## AVAILABLE RECORDS:
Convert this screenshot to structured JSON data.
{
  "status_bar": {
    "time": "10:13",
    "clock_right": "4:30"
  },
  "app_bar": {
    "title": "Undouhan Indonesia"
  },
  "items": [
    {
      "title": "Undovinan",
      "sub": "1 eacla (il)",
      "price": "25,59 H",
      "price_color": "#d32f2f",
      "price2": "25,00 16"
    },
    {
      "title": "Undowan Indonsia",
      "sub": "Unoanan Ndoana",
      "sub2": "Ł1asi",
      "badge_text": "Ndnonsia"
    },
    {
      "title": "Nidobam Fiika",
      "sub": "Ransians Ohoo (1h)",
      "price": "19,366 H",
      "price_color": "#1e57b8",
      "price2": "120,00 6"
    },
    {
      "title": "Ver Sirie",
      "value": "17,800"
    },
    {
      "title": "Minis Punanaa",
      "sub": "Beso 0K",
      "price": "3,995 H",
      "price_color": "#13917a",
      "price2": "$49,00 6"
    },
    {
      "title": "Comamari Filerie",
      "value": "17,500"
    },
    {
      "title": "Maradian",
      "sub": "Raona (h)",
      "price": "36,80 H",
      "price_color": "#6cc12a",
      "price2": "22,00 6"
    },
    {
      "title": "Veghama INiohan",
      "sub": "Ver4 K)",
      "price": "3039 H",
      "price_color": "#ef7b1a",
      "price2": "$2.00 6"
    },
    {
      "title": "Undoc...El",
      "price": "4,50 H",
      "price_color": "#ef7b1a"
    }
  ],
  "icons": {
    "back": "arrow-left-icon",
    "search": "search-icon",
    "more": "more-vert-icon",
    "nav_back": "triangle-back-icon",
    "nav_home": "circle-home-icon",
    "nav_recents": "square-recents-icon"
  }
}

--

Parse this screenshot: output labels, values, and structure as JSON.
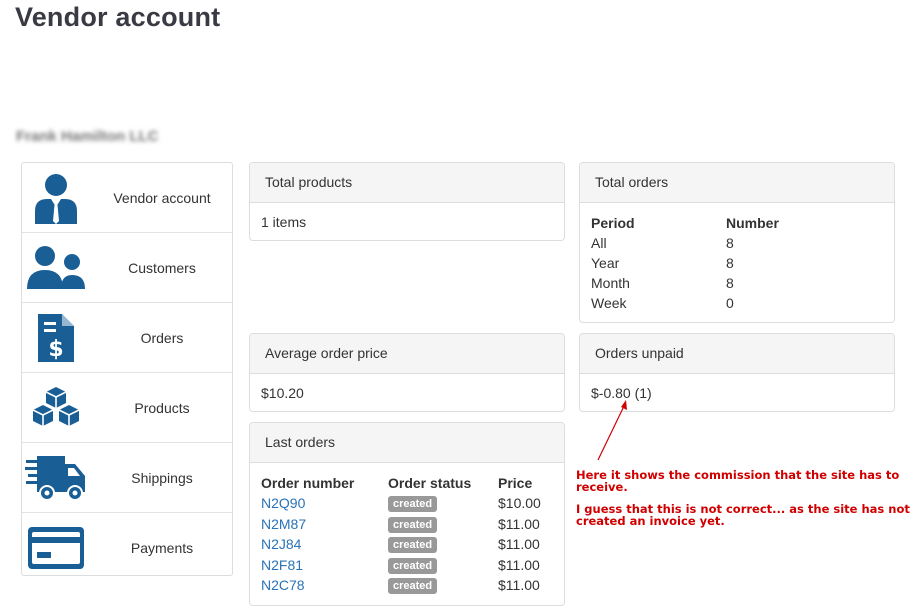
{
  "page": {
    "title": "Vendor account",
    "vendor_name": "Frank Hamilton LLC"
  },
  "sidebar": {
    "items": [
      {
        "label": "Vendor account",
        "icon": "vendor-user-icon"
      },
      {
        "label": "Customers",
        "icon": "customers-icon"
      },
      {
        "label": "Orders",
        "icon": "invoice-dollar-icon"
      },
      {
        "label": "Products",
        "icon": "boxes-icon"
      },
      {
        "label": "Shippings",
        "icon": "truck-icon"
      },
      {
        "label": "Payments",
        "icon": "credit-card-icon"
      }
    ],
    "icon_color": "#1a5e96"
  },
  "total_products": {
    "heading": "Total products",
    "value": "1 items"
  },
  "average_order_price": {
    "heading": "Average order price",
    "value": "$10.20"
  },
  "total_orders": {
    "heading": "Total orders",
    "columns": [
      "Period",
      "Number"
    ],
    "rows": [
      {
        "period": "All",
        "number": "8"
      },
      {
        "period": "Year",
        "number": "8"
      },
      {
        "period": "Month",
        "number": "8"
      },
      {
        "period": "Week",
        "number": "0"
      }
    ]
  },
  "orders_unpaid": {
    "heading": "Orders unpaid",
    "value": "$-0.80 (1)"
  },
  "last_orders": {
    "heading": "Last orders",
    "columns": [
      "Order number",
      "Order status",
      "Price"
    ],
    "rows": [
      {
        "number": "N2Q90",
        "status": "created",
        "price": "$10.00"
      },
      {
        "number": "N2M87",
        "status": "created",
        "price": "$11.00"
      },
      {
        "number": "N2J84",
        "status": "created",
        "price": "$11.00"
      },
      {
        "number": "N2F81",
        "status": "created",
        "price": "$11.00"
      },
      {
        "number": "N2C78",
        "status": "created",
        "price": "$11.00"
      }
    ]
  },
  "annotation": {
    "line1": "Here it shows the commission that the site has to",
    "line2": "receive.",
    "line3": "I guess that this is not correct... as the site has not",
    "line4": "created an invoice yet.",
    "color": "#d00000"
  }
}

...

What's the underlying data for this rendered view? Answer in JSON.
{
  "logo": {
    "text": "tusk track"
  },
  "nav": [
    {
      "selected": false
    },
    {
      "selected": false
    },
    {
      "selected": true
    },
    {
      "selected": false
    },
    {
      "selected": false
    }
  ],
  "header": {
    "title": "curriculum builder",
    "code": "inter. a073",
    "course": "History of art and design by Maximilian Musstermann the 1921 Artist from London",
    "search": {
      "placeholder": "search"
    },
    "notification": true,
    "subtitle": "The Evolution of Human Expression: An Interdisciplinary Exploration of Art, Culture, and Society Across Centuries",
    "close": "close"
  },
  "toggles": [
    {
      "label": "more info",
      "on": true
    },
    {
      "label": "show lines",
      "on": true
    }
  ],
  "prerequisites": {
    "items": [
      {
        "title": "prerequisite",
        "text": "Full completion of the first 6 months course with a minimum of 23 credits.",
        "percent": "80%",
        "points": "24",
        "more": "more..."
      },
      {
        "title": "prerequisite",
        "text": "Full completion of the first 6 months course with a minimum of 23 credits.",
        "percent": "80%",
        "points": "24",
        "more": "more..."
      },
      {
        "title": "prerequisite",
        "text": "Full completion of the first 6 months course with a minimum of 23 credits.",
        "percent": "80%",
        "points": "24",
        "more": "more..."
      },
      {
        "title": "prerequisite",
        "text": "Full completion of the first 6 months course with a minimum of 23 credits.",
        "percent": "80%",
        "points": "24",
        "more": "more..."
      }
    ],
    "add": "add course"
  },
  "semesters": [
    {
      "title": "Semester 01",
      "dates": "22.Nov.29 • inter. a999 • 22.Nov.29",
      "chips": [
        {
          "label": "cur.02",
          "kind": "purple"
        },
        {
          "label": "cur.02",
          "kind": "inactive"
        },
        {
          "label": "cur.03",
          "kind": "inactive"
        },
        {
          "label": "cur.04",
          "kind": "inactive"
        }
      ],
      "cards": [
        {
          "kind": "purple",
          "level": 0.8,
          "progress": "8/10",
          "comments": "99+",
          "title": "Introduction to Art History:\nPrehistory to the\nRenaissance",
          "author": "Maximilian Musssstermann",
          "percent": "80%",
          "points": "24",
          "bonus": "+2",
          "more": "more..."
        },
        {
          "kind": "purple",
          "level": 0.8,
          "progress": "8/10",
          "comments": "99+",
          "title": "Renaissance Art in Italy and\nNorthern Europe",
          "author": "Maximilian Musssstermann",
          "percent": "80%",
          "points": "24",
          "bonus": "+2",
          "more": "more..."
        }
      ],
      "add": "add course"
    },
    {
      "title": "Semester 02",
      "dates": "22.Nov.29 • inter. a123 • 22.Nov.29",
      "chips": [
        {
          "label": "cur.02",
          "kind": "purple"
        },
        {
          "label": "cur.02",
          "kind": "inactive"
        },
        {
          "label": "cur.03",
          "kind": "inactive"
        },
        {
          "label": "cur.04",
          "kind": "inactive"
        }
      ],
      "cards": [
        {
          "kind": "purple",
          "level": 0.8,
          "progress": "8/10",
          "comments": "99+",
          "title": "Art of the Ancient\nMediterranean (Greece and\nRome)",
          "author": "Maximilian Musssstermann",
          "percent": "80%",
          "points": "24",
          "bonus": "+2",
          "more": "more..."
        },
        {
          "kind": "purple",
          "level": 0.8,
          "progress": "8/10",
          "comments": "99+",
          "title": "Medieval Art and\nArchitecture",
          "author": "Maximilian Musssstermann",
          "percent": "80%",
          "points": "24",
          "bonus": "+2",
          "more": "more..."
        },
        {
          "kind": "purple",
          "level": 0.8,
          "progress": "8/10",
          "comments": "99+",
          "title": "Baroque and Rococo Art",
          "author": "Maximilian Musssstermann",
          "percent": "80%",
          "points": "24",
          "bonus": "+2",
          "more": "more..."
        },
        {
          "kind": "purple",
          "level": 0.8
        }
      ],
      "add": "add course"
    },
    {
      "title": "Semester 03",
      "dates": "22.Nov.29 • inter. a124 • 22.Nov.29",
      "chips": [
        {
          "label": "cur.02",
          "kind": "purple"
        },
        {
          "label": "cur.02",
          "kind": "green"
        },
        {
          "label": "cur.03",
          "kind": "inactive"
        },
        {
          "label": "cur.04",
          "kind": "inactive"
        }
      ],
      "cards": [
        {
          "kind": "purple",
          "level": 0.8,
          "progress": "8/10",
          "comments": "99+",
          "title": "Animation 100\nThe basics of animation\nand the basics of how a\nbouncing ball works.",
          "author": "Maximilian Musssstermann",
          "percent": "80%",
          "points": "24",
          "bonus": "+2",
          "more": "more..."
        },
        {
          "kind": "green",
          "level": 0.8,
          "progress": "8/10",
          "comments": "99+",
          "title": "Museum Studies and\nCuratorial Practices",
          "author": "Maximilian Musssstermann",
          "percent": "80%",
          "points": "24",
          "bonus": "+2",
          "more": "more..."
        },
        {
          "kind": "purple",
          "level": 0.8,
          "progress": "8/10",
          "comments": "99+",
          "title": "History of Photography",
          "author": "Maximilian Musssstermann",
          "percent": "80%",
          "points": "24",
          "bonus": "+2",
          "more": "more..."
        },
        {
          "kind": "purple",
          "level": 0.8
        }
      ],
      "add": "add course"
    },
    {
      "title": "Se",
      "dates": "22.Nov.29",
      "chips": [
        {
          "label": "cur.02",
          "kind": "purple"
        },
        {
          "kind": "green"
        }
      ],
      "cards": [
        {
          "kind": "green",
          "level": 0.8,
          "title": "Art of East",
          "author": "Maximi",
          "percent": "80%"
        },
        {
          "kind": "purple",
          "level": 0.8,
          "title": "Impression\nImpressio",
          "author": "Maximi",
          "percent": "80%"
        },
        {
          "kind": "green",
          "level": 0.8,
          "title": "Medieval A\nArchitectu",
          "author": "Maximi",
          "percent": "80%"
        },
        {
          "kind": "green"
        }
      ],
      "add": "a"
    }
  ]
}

## SHORT EXERCISE:
Check each line of the records above for the string "search", and report every line that has it.

## SOLUTION FOR THIS TASK:
    "search": "search-icon",
    "search": {
      "placeholder": "search"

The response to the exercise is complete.